DATA FOR PROCESSING ▸
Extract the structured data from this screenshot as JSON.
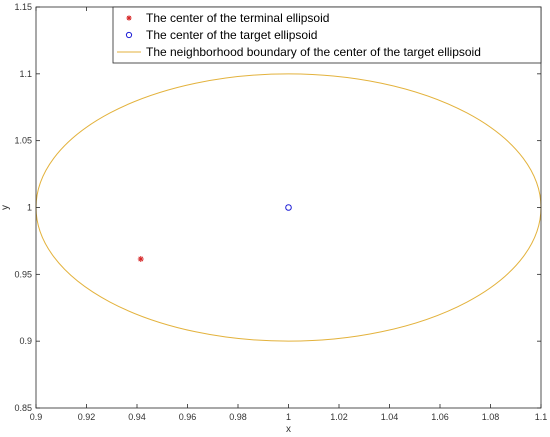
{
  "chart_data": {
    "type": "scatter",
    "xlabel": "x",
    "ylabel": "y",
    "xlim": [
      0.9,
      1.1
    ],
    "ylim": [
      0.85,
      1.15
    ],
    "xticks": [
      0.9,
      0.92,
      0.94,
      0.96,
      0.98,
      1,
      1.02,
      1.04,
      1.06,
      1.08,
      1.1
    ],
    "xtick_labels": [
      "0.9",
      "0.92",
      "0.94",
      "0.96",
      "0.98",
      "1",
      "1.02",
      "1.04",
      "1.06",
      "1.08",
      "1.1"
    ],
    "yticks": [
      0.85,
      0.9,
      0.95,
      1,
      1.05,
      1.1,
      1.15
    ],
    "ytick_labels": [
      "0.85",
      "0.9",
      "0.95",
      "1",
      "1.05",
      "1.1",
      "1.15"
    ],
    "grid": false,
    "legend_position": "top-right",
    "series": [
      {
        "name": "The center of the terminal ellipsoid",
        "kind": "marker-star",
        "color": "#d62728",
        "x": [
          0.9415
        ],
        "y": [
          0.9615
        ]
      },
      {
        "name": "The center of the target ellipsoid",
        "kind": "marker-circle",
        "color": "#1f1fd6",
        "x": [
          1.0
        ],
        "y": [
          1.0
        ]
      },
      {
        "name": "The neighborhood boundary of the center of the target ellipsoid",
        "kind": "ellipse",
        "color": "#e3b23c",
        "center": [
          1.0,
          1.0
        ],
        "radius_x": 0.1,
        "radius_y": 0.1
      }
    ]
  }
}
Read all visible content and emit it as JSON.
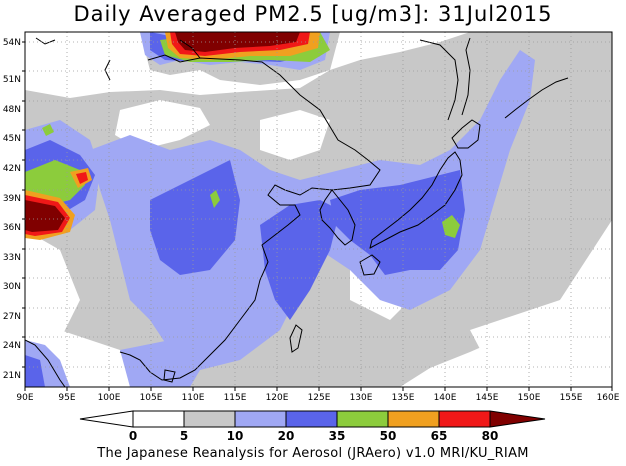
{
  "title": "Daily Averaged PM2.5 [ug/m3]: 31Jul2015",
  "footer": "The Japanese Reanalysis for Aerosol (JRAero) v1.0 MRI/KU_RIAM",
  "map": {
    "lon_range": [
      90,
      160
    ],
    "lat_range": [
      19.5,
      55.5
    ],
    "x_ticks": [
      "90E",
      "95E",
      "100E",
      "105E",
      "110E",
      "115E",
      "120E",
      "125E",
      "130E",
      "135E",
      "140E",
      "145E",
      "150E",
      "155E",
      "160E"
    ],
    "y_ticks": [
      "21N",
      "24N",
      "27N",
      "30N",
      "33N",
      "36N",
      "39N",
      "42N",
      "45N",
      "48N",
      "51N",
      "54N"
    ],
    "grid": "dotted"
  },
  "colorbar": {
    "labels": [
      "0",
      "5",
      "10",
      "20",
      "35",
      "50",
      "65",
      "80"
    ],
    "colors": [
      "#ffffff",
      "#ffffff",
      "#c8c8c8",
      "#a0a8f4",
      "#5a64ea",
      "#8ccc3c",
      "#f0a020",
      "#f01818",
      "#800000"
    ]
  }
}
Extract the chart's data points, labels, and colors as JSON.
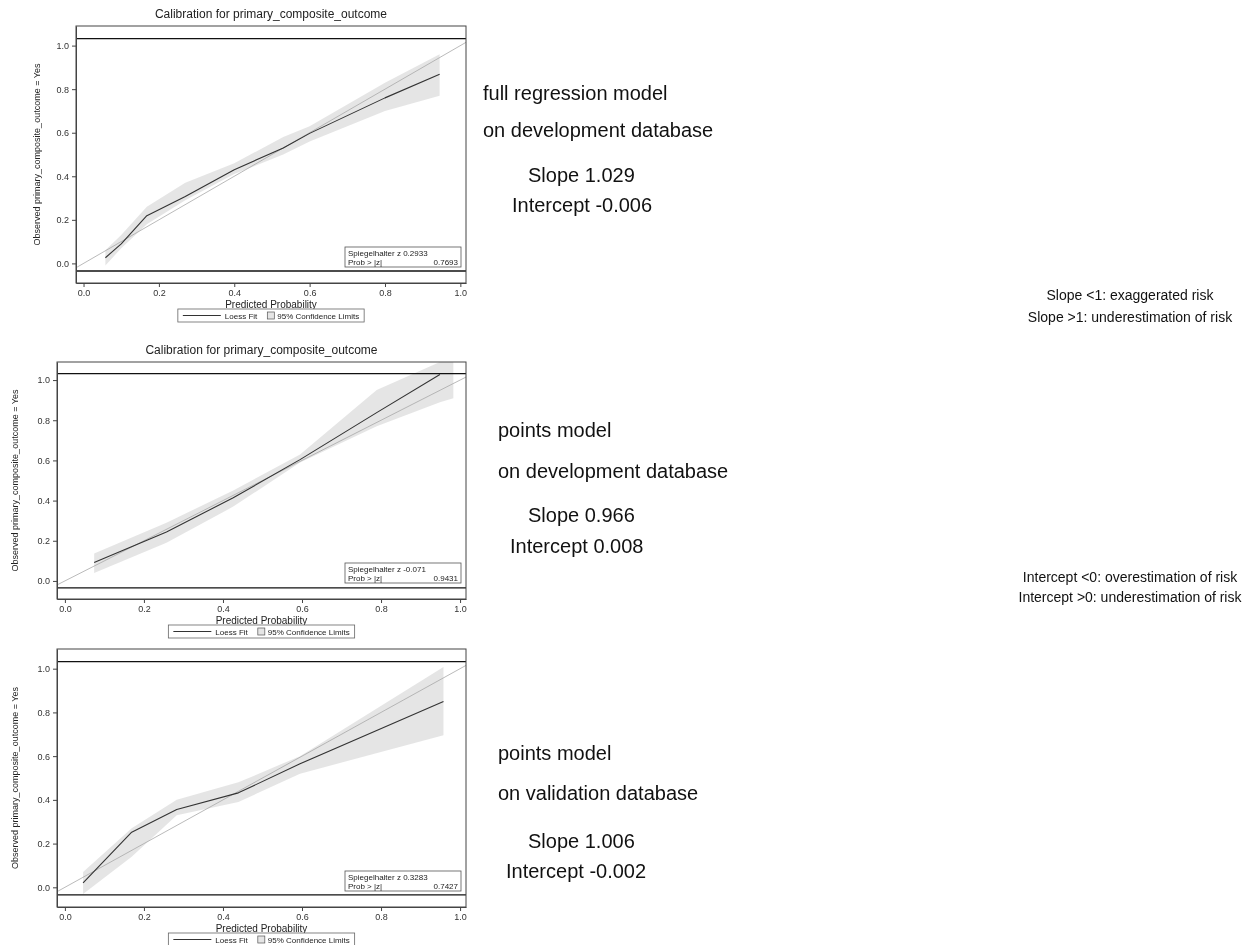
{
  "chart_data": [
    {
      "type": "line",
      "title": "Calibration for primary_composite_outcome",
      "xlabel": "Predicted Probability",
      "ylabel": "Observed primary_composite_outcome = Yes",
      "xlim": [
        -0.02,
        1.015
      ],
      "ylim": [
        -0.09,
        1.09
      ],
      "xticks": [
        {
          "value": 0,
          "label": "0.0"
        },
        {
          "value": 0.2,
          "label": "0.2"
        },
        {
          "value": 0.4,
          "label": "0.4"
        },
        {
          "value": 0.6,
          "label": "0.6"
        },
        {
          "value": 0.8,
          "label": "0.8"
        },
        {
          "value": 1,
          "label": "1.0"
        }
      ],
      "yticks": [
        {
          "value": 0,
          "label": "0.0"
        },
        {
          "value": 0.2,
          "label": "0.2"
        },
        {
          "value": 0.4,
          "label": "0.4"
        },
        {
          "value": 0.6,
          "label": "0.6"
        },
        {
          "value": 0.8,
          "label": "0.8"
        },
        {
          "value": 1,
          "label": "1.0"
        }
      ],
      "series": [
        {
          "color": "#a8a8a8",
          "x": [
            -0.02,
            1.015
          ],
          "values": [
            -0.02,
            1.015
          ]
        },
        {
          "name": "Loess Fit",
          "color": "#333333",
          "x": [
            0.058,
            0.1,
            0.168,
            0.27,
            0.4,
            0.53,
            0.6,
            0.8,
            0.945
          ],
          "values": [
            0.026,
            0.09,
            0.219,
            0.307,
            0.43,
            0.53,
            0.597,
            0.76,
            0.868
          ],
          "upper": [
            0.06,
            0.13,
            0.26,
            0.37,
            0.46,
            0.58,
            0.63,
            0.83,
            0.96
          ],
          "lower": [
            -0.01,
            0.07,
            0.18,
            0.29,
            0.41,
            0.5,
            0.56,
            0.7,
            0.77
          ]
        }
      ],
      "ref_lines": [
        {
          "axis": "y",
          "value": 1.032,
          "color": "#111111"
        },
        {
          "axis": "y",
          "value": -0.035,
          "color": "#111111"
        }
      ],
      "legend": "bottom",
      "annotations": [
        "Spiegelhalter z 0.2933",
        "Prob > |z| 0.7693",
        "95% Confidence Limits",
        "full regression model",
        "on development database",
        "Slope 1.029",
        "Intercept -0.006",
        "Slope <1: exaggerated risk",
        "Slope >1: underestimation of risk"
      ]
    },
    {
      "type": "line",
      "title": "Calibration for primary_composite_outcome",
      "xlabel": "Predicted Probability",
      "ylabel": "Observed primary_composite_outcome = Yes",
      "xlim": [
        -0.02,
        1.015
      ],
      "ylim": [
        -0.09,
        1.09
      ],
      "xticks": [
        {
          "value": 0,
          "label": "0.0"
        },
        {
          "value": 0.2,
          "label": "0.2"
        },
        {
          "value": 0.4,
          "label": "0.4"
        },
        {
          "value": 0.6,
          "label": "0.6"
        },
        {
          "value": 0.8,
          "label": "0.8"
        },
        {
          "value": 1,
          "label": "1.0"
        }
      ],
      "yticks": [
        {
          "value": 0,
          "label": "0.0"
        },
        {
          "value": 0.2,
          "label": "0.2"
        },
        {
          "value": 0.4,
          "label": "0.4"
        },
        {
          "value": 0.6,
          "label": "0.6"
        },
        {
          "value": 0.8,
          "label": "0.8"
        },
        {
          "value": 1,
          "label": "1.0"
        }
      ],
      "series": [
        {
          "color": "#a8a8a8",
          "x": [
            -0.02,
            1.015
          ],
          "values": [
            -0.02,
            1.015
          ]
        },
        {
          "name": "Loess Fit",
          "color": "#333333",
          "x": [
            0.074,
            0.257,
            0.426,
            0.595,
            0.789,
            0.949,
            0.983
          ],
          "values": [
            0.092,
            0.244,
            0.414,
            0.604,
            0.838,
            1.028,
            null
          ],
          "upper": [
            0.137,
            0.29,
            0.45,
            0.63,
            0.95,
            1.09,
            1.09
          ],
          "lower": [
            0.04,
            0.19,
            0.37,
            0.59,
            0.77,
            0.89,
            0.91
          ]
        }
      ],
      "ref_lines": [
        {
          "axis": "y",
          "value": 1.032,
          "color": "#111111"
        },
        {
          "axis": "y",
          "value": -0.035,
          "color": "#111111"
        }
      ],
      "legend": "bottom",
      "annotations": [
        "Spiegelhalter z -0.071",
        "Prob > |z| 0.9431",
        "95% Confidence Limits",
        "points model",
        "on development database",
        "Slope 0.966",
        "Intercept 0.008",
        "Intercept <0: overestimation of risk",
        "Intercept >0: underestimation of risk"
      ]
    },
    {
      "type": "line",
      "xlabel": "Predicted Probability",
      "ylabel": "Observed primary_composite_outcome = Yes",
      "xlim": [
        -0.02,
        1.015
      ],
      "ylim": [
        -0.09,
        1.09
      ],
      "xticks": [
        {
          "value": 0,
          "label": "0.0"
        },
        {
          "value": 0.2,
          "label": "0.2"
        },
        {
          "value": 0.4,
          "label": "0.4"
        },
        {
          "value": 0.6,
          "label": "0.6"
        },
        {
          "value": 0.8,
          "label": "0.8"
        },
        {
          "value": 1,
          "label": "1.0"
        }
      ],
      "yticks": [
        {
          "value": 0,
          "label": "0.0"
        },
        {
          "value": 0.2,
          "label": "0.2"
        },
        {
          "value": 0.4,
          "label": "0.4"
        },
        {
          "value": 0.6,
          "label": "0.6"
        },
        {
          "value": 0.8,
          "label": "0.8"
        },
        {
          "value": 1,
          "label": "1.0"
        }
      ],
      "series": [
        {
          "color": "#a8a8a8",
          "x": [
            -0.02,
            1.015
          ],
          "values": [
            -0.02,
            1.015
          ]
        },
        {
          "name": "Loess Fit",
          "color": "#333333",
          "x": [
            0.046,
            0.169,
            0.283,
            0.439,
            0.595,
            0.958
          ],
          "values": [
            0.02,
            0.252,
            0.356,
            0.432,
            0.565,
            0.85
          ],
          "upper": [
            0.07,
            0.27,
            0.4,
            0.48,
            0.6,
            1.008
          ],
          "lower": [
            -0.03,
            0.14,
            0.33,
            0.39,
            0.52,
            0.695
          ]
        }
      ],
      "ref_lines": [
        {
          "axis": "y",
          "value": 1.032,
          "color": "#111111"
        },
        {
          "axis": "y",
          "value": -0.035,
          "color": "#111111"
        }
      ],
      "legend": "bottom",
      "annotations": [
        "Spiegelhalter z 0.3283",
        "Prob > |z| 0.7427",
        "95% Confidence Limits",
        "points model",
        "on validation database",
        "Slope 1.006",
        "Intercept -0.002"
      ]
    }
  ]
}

WHAT TO PRODUCE ▸
Filter the records above and return every line that holds the word "center".

ANSWER IN FULL ▸
        "name": "The center of the terminal ellipsoid",
        "name": "The center of the target ellipsoid",
        "name": "The neighborhood boundary of the center of the target ellipsoid",
        "center": [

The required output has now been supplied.